▶ Task requirements
Look through the data below. Pick out the lines holding the string "this".

(Data listing)
- - - -

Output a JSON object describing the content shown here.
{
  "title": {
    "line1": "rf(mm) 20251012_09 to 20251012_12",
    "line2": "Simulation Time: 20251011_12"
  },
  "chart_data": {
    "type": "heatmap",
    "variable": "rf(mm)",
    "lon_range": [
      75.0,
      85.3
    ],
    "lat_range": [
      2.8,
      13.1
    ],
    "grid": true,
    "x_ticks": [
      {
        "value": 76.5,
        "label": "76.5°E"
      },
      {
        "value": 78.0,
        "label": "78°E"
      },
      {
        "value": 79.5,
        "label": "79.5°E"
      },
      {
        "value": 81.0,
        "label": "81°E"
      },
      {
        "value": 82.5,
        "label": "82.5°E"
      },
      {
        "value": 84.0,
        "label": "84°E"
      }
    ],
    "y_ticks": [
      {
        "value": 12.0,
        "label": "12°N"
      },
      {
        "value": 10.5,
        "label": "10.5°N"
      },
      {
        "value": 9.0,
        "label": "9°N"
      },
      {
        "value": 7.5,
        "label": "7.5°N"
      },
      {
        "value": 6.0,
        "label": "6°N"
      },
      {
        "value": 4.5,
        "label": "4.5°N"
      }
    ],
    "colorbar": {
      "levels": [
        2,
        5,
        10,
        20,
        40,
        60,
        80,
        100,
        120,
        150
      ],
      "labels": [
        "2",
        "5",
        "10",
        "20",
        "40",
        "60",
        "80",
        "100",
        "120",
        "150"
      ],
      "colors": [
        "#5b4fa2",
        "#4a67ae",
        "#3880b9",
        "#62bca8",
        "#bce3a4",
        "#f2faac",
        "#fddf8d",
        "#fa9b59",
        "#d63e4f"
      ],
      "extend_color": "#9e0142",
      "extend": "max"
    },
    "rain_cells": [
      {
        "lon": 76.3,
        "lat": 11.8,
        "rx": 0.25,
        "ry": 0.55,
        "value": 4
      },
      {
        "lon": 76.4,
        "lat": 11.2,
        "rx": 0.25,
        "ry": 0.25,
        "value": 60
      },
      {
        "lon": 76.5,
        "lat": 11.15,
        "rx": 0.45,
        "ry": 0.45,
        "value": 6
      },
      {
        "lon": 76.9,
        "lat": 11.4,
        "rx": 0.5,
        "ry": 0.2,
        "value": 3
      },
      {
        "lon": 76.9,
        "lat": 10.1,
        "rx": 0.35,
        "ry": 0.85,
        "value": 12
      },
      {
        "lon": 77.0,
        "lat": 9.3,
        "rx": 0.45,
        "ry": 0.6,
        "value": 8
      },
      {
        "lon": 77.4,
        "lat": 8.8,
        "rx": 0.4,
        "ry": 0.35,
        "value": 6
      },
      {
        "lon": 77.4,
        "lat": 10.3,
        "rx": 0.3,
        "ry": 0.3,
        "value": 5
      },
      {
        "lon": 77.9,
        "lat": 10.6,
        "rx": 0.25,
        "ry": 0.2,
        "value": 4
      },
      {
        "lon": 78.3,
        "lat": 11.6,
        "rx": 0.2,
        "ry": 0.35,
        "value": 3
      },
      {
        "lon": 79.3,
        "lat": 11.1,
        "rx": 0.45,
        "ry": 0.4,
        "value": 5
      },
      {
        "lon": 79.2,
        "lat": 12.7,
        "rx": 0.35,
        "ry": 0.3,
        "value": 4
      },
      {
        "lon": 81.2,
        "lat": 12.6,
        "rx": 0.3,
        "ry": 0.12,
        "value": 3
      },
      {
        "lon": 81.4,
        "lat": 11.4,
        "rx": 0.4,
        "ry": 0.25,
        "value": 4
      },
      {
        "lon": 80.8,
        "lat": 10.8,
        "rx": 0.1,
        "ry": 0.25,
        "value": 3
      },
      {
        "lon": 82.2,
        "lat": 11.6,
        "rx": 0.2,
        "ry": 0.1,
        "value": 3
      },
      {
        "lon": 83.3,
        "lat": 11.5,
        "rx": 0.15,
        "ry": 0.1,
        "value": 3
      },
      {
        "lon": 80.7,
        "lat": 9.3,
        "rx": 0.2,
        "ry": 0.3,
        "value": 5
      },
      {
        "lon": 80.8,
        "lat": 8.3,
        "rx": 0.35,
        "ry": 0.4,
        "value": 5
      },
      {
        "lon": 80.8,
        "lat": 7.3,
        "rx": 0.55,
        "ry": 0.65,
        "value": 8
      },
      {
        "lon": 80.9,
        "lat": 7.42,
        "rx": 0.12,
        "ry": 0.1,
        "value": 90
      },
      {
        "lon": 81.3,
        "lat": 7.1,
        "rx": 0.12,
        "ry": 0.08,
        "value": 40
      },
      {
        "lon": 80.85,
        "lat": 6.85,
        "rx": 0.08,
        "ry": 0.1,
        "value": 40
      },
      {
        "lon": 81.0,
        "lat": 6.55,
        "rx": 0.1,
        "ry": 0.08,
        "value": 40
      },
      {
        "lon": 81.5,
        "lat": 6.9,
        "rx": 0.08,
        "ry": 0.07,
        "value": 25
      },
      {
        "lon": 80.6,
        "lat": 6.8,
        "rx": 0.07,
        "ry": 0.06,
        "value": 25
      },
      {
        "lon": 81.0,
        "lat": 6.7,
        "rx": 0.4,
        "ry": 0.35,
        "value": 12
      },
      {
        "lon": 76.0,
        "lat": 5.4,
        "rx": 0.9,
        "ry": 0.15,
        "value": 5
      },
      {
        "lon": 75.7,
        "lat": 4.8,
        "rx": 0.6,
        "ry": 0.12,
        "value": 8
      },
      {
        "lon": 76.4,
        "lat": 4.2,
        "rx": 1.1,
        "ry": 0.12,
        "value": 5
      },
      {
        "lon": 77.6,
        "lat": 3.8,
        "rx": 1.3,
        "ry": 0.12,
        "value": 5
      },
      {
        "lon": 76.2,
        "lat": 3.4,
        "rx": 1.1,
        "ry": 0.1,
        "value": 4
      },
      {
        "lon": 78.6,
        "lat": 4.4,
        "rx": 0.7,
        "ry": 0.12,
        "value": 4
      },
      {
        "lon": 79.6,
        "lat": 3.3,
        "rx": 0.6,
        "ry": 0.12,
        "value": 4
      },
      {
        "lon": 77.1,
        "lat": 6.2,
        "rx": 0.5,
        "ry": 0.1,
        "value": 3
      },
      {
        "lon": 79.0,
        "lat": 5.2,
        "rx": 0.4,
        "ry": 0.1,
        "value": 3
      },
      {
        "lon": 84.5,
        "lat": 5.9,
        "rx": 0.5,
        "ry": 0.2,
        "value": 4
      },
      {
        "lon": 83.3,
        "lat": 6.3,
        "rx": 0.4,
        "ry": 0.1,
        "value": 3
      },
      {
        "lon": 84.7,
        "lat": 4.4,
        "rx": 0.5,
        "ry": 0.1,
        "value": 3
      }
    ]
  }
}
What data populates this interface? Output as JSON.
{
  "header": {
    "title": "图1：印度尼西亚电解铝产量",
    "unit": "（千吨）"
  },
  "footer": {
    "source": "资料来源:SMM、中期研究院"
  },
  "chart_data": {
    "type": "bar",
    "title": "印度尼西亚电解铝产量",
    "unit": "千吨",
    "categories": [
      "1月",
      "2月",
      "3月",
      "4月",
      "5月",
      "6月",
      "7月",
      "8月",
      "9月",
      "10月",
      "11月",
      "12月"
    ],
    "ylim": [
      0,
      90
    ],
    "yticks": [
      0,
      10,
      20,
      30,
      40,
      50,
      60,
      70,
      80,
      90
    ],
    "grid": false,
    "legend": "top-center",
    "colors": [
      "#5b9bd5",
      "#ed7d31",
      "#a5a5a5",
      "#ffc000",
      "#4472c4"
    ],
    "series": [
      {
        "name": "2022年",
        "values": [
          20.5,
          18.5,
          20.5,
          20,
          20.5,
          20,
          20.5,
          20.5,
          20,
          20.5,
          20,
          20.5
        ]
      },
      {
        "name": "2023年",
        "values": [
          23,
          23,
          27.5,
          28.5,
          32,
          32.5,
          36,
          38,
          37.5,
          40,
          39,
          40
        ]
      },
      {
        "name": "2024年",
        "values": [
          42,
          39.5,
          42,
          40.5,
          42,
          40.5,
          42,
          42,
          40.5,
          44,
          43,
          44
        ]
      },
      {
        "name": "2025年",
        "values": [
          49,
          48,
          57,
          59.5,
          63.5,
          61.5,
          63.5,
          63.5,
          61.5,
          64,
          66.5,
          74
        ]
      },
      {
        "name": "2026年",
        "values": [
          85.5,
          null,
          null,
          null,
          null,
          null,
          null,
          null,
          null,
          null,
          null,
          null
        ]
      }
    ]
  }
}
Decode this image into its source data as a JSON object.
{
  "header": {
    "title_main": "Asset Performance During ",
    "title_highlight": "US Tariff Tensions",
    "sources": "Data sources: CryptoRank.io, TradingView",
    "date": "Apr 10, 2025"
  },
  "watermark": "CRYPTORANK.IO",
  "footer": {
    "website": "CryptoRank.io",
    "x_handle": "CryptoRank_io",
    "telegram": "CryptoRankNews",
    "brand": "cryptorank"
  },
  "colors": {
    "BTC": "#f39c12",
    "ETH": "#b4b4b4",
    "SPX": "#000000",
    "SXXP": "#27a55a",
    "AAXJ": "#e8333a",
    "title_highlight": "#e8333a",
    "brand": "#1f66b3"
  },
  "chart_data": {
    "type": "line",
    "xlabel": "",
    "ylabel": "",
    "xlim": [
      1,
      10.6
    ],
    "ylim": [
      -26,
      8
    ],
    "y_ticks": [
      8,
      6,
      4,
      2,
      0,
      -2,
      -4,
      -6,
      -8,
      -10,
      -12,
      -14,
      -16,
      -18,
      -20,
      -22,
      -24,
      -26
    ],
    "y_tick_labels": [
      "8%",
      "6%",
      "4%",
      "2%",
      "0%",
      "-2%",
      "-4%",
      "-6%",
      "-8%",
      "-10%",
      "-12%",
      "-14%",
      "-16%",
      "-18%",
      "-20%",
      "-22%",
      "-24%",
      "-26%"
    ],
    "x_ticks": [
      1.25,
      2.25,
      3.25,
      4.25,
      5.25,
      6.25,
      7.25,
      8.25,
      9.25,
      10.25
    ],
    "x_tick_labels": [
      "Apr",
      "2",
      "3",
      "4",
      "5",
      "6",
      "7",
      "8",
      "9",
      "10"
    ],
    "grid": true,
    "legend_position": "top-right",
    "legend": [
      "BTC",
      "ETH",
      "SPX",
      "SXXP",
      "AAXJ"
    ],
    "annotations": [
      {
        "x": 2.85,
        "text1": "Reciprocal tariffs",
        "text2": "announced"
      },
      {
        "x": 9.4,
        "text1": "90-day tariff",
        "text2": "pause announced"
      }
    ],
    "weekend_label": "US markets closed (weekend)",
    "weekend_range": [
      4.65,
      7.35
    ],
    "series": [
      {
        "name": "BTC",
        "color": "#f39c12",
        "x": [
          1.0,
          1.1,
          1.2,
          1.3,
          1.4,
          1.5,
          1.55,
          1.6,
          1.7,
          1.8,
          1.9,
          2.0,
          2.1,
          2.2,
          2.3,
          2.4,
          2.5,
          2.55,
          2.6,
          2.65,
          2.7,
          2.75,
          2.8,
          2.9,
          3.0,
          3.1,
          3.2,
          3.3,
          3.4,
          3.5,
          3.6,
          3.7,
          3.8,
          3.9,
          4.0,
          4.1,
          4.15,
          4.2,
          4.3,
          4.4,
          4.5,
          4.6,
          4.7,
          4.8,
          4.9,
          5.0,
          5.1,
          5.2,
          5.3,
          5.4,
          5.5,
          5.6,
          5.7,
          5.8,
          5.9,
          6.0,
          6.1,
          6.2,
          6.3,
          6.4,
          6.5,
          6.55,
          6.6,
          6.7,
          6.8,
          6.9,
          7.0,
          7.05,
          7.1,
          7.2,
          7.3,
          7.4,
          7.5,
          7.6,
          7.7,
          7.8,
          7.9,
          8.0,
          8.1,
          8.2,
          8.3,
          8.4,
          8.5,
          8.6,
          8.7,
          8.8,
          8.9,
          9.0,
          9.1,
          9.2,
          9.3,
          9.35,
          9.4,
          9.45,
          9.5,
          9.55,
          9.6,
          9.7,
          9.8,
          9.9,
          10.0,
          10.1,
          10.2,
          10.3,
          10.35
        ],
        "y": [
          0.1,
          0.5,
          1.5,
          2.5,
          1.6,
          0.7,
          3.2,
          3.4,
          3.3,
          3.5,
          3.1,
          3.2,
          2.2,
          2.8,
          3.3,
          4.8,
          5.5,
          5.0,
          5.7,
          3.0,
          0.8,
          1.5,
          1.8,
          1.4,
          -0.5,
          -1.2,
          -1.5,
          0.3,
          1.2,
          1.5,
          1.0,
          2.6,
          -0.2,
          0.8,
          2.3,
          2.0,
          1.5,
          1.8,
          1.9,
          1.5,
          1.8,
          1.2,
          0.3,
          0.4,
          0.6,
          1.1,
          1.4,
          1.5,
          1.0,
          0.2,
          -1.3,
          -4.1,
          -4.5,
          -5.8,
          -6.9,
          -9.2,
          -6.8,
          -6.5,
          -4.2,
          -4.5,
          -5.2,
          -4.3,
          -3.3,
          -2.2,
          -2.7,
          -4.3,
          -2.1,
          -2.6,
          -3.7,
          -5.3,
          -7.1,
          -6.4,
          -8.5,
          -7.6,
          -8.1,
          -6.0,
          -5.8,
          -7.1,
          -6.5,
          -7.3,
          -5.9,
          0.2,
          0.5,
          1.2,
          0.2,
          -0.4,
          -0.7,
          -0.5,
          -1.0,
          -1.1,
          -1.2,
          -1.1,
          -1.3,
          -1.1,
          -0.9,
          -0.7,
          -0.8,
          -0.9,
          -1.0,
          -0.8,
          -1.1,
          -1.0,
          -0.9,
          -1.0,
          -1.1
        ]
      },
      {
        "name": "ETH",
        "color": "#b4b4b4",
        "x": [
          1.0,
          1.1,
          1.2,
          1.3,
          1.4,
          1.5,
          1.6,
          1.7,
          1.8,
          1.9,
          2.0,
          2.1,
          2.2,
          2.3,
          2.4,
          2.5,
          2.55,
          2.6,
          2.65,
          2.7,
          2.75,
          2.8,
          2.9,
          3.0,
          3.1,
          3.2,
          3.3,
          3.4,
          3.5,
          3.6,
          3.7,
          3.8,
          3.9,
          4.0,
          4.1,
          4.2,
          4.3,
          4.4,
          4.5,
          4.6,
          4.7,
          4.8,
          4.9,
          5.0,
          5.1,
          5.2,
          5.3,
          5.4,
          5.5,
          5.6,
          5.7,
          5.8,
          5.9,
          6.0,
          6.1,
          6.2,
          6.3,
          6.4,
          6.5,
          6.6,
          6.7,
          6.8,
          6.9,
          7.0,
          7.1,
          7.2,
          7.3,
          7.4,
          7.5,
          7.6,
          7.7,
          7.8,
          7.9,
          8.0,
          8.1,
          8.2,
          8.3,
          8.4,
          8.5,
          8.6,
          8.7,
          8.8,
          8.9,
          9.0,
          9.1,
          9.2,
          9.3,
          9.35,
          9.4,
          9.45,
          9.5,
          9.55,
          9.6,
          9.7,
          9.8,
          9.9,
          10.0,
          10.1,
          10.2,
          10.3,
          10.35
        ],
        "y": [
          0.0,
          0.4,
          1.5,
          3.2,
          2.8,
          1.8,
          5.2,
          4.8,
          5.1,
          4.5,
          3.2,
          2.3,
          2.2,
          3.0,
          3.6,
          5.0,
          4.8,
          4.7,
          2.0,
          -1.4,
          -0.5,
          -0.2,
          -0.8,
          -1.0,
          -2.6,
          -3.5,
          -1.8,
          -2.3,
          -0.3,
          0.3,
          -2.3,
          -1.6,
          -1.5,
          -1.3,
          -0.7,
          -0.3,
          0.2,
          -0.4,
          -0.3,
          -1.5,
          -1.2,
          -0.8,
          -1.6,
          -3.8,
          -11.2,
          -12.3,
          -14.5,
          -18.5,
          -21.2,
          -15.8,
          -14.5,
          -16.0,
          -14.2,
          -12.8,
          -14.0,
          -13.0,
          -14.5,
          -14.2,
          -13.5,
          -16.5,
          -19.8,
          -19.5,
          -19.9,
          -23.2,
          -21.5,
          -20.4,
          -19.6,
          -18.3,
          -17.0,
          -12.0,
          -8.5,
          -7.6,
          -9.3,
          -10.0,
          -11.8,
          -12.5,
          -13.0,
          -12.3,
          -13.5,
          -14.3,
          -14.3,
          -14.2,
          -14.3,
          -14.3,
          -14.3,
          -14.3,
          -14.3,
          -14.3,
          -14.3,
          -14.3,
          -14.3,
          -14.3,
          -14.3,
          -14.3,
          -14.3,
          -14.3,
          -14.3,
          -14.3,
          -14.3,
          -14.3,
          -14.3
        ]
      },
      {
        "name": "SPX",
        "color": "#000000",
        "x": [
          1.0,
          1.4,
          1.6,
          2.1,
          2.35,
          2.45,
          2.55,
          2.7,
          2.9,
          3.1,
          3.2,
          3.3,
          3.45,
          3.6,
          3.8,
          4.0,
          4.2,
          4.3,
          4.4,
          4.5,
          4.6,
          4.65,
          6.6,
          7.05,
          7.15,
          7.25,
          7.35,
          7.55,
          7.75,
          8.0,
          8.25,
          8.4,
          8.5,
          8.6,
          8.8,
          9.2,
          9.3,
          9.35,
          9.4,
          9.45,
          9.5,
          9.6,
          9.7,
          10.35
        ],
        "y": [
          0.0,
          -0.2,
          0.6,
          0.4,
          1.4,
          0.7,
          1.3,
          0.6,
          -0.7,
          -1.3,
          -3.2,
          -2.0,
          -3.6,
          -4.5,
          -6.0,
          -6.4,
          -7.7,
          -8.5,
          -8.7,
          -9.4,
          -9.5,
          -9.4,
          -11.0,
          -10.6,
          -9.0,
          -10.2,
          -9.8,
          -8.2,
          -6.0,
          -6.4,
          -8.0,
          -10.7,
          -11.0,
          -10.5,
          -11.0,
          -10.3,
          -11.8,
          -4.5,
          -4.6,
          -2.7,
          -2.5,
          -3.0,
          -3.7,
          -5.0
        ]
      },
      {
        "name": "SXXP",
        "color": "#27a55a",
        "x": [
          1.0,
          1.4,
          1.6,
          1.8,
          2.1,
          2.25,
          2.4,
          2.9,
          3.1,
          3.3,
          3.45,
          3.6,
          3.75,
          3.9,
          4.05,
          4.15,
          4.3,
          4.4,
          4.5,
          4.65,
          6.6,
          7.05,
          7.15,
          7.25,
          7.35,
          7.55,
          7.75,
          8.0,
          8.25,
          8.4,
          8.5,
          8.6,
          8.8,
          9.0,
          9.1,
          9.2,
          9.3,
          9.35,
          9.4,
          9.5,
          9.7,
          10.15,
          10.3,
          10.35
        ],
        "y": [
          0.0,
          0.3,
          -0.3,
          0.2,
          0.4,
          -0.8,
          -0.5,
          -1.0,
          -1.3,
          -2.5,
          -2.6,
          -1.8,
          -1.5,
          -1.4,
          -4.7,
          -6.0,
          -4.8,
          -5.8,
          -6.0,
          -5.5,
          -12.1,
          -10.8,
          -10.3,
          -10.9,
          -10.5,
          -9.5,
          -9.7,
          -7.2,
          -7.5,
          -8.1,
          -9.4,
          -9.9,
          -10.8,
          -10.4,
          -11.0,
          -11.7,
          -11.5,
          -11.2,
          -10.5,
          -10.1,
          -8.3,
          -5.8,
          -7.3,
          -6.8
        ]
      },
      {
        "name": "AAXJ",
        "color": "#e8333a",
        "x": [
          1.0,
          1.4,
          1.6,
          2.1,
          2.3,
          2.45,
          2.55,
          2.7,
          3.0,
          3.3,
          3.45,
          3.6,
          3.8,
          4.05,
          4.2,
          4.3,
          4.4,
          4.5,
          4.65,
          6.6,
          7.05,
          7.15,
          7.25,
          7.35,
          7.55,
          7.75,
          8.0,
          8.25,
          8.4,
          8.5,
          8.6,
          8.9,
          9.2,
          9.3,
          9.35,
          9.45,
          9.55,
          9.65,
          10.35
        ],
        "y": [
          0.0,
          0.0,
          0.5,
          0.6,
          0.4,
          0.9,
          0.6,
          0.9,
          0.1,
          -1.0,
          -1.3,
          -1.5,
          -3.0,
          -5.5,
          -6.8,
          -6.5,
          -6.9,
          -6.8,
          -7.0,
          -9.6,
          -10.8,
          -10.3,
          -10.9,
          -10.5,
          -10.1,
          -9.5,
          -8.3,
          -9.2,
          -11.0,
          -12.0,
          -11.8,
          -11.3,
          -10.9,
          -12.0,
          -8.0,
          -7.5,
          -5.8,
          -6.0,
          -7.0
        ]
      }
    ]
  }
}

- - - -

▶ Task response
What data populates this interface? Output as JSON.
Decode this image into its source data as a JSON object.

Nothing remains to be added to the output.